Stored data

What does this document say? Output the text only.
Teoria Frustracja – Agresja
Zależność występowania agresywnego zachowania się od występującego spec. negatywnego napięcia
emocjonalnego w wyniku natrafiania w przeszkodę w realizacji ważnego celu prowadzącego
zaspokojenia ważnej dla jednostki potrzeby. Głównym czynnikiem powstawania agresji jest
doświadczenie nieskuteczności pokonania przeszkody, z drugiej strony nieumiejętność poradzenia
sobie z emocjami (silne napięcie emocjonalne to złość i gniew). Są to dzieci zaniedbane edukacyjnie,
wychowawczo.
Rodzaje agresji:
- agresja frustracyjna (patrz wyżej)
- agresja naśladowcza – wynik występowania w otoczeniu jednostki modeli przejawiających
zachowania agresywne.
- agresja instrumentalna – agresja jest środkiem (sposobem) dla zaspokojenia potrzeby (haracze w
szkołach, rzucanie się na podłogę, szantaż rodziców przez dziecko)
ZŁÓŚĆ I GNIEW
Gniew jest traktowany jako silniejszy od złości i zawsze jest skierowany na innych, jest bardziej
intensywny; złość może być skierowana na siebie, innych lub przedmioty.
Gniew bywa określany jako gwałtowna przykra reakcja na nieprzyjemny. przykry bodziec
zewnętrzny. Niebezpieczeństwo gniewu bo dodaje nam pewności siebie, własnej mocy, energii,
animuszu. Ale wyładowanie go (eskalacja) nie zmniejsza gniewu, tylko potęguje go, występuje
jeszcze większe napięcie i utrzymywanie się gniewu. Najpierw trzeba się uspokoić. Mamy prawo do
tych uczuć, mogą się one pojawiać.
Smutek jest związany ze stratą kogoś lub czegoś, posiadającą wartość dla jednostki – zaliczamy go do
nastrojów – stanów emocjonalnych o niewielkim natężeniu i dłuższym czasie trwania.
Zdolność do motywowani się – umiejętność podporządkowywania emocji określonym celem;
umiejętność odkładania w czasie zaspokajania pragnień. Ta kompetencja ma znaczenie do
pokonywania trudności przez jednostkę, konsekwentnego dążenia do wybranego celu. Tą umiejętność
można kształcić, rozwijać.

Written problem
From the listing above, extract every line exactly as it stands.

Worked solution
What does this document say? Output the text only.
Teoria Frustracja – Agresja
Zależność występowania agresywnego zachowania się od występującego spec. negatywnego napięcia
emocjonalnego w wyniku natrafiania w przeszkodę w realizacji ważnego celu prowadzącego
zaspokojenia ważnej dla jednostki potrzeby. Głównym czynnikiem powstawania agresji jest
doświadczenie nieskuteczności pokonania przeszkody, z drugiej strony nieumiejętność poradzenia
sobie z emocjami (silne napięcie emocjonalne to złość i gniew). Są to dzieci zaniedbane edukacyjnie,
wychowawczo.
Rodzaje agresji:
- agresja frustracyjna (patrz wyżej)
- agresja naśladowcza – wynik występowania w otoczeniu jednostki modeli przejawiających
zachowania agresywne.
- agresja instrumentalna – agresja jest środkiem (sposobem) dla zaspokojenia potrzeby (haracze w
szkołach, rzucanie się na podłogę, szantaż rodziców przez dziecko)
ZŁÓŚĆ I GNIEW
Gniew jest traktowany jako silniejszy od złości i zawsze jest skierowany na innych, jest bardziej
intensywny; złość może być skierowana na siebie, innych lub przedmioty.
Gniew bywa określany jako gwałtowna przykra reakcja na nieprzyjemny. przykry bodziec
zewnętrzny. Niebezpieczeństwo gniewu bo dodaje nam pewności siebie, własnej mocy, energii,
animuszu. Ale wyładowanie go (eskalacja) nie zmniejsza gniewu, tylko potęguje go, występuje
jeszcze większe napięcie i utrzymywanie się gniewu. Najpierw trzeba się uspokoić. Mamy prawo do
tych uczuć, mogą się one pojawiać.
Smutek jest związany ze stratą kogoś lub czegoś, posiadającą wartość dla jednostki – zaliczamy go do
nastrojów – stanów emocjonalnych o niewielkim natężeniu i dłuższym czasie trwania.
Zdolność do motywowani się – umiejętność podporządkowywania emocji określonym celem;
umiejętność odkładania w czasie zaspokajania pragnień. Ta kompetencja ma znaczenie do
pokonywania trudności przez jednostkę, konsekwentnego dążenia do wybranego celu. Tą umiejętność
można kształcić, rozwijać.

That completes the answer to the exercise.